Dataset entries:
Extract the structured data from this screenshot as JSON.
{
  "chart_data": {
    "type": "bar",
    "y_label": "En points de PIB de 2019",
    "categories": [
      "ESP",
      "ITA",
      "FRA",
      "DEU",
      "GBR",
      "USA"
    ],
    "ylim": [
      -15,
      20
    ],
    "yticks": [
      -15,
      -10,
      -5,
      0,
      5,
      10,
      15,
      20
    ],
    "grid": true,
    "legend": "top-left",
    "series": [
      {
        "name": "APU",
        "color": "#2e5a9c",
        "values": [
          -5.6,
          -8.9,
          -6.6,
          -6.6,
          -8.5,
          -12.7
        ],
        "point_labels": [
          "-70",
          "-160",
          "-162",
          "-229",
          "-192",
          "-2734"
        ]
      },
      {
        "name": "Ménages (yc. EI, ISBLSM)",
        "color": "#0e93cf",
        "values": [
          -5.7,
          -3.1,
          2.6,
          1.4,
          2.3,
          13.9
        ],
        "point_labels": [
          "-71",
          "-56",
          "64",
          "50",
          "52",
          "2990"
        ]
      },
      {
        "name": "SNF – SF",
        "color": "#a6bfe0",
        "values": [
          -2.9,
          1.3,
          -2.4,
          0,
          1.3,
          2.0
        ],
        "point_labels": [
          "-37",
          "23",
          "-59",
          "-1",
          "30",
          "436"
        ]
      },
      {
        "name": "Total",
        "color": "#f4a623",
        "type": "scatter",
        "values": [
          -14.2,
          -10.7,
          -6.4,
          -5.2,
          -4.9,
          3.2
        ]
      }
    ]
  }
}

[WHAT YOU HAVE TO DO]
Go through the entries above and copy every line containing "color".

[OUTPUT BELOW]
        "color": "#2e5a9c",
        "color": "#0e93cf",
        "color": "#a6bfe0",
        "color": "#f4a623",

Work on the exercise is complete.